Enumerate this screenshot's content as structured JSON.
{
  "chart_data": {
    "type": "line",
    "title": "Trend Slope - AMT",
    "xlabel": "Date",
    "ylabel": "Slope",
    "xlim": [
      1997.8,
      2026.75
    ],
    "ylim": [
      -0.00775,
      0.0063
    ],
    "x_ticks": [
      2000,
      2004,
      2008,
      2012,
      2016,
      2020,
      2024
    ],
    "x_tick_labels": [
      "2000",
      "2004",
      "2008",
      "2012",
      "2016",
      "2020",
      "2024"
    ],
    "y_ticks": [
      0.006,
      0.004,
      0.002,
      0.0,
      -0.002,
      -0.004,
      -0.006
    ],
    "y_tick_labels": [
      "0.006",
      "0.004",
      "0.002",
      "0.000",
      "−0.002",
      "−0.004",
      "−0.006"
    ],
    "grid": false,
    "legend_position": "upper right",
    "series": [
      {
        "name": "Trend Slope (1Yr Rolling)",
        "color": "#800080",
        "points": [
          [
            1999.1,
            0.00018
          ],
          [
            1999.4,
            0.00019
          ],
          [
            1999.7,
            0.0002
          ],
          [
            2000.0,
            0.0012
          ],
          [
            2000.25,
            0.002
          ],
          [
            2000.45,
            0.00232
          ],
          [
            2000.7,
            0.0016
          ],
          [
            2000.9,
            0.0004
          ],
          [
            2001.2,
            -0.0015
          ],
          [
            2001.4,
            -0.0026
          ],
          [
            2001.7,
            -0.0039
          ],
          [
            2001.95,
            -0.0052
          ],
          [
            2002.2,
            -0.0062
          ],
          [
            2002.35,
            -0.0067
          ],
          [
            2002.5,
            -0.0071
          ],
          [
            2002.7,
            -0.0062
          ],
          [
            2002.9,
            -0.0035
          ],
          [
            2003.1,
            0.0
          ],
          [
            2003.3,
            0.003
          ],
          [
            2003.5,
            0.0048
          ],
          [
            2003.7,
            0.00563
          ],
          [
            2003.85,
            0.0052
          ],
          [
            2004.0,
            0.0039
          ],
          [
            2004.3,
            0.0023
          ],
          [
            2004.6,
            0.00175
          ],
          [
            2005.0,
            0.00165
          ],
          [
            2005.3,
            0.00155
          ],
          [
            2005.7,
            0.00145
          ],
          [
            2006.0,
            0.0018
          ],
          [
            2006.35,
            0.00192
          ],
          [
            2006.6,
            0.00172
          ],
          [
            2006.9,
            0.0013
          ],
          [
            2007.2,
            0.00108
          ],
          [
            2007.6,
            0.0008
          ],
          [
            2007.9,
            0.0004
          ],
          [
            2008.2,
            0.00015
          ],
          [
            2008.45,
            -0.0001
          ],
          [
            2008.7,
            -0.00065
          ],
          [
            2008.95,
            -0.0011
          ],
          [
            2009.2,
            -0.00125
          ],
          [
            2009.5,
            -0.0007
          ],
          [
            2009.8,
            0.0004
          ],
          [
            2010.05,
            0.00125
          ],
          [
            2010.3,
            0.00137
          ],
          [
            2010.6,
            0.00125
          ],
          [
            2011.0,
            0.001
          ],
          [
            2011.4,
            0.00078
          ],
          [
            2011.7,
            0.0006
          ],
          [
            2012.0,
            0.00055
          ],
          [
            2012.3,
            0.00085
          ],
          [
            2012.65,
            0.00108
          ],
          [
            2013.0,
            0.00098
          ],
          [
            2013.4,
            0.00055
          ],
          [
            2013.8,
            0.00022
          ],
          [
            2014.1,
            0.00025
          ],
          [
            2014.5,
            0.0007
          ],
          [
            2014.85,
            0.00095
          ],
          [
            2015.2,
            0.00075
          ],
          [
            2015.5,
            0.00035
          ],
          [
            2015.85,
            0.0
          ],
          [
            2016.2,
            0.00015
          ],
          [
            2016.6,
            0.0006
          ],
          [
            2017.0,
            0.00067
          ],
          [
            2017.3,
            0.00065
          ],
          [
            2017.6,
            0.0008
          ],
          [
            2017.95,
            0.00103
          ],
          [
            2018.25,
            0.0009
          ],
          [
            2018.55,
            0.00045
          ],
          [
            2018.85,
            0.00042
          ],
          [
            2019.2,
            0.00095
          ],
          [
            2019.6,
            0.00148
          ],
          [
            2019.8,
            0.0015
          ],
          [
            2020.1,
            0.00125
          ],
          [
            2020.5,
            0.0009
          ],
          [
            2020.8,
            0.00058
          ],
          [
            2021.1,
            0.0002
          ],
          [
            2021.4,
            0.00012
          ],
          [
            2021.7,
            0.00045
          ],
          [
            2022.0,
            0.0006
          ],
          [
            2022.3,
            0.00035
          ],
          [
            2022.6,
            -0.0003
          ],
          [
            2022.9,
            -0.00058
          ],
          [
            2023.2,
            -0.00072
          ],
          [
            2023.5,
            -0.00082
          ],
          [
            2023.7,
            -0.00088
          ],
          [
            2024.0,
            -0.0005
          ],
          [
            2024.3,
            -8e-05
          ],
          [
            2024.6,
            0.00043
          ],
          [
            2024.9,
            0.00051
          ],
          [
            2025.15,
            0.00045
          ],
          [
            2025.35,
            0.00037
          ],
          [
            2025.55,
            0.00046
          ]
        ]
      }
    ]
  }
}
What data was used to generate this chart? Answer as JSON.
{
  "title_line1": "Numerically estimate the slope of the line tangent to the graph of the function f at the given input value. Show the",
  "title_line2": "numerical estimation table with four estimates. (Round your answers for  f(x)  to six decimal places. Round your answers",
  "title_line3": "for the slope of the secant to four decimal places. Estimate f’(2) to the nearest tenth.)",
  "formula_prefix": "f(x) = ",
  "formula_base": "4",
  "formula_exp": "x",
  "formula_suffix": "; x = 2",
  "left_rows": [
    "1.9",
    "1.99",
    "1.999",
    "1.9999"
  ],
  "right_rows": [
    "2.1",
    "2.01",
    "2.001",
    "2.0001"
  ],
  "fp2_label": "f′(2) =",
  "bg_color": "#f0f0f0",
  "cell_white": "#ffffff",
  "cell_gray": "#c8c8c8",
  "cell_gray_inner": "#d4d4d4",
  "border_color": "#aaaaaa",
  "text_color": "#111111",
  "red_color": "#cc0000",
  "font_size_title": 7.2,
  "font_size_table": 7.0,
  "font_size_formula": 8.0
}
::::::::
Locate "What data was" in the material, then quote the line that contains it and all lines after it through the final one.

What data was used to generate this chart? Answer as JSON.
{
  "title_line1": "Numerically estimate the slope of the line tangent to the graph of the function f at the given input value. Show the",
  "title_line2": "numerical estimation table with four estimates. (Round your answers for  f(x)  to six decimal places. Round your answers",
  "title_line3": "for the slope of the secant to four decimal places. Estimate f’(2) to the nearest tenth.)",
  "formula_prefix": "f(x) = ",
  "formula_base": "4",
  "formula_exp": "x",
  "formula_suffix": "; x = 2",
  "left_rows": [
    "1.9",
    "1.99",
    "1.999",
    "1.9999"
  ],
  "right_rows": [
    "2.1",
    "2.01",
    "2.001",
    "2.0001"
  ],
  "fp2_label": "f′(2) =",
  "bg_color": "#f0f0f0",
  "cell_white": "#ffffff",
  "cell_gray": "#c8c8c8",
  "cell_gray_inner": "#d4d4d4",
  "border_color": "#aaaaaa",
  "text_color": "#111111",
  "red_color": "#cc0000",
  "font_size_title": 7.2,
  "font_size_table": 7.0,
  "font_size_formula": 8.0
}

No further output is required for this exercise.